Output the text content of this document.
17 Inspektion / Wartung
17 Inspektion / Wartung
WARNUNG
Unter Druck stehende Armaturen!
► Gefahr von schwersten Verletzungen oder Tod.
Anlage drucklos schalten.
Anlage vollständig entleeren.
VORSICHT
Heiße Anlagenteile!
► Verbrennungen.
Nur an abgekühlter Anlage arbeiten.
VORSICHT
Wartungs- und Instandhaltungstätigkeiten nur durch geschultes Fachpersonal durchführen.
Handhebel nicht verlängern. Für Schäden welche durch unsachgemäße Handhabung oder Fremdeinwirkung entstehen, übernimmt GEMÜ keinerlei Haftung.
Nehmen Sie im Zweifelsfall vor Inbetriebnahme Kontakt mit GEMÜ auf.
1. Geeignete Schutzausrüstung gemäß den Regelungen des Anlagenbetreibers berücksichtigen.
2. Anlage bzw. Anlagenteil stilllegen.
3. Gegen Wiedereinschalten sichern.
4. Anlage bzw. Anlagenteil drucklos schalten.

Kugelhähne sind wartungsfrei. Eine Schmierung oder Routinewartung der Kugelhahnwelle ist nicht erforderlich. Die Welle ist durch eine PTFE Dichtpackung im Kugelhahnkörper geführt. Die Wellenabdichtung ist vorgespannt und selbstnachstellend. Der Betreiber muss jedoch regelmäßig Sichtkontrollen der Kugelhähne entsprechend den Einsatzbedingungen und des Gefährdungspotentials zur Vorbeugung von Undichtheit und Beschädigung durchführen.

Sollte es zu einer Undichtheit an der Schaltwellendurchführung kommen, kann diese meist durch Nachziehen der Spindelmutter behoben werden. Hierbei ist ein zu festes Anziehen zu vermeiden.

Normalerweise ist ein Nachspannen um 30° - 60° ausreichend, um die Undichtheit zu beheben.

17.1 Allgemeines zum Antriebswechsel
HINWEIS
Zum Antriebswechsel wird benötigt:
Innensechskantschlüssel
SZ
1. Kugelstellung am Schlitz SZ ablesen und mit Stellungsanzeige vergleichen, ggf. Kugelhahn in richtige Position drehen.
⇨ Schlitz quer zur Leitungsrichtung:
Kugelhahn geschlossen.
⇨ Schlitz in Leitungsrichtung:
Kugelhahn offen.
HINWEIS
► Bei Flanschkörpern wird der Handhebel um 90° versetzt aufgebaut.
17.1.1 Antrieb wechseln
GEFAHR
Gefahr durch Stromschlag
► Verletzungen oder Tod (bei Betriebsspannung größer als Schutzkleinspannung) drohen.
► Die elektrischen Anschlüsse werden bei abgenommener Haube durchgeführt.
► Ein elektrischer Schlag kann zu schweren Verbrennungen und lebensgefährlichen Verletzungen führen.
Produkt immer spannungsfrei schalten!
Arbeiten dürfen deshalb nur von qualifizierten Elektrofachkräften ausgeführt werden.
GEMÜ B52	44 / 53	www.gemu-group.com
****************
> _Description of the task_
Copy each entry exactly.

> _Output below_
Output the text content of this document.
17 Inspektion / Wartung
17 Inspektion / Wartung
WARNUNG
Unter Druck stehende Armaturen!
► Gefahr von schwersten Verletzungen oder Tod.
Anlage drucklos schalten.
Anlage vollständig entleeren.
VORSICHT
Heiße Anlagenteile!
► Verbrennungen.
Nur an abgekühlter Anlage arbeiten.
VORSICHT
Wartungs- und Instandhaltungstätigkeiten nur durch geschultes Fachpersonal durchführen.
Handhebel nicht verlängern. Für Schäden welche durch unsachgemäße Handhabung oder Fremdeinwirkung entstehen, übernimmt GEMÜ keinerlei Haftung.
Nehmen Sie im Zweifelsfall vor Inbetriebnahme Kontakt mit GEMÜ auf.
1. Geeignete Schutzausrüstung gemäß den Regelungen des Anlagenbetreibers berücksichtigen.
2. Anlage bzw. Anlagenteil stilllegen.
3. Gegen Wiedereinschalten sichern.
4. Anlage bzw. Anlagenteil drucklos schalten.

Kugelhähne sind wartungsfrei. Eine Schmierung oder Routinewartung der Kugelhahnwelle ist nicht erforderlich. Die Welle ist durch eine PTFE Dichtpackung im Kugelhahnkörper geführt. Die Wellenabdichtung ist vorgespannt und selbstnachstellend. Der Betreiber muss jedoch regelmäßig Sichtkontrollen der Kugelhähne entsprechend den Einsatzbedingungen und des Gefährdungspotentials zur Vorbeugung von Undichtheit und Beschädigung durchführen.

Sollte es zu einer Undichtheit an der Schaltwellendurchführung kommen, kann diese meist durch Nachziehen der Spindelmutter behoben werden. Hierbei ist ein zu festes Anziehen zu vermeiden.

Normalerweise ist ein Nachspannen um 30° - 60° ausreichend, um die Undichtheit zu beheben.

17.1 Allgemeines zum Antriebswechsel
HINWEIS
Zum Antriebswechsel wird benötigt:
Innensechskantschlüssel
SZ
1. Kugelstellung am Schlitz SZ ablesen und mit Stellungsanzeige vergleichen, ggf. Kugelhahn in richtige Position drehen.
⇨ Schlitz quer zur Leitungsrichtung:
Kugelhahn geschlossen.
⇨ Schlitz in Leitungsrichtung:
Kugelhahn offen.
HINWEIS
► Bei Flanschkörpern wird der Handhebel um 90° versetzt aufgebaut.
17.1.1 Antrieb wechseln
GEFAHR
Gefahr durch Stromschlag
► Verletzungen oder Tod (bei Betriebsspannung größer als Schutzkleinspannung) drohen.
► Die elektrischen Anschlüsse werden bei abgenommener Haube durchgeführt.
► Ein elektrischer Schlag kann zu schweren Verbrennungen und lebensgefährlichen Verletzungen führen.
Produkt immer spannungsfrei schalten!
Arbeiten dürfen deshalb nur von qualifizierten Elektrofachkräften ausgeführt werden.
GEMÜ B52	44 / 53	www.gemu-group.com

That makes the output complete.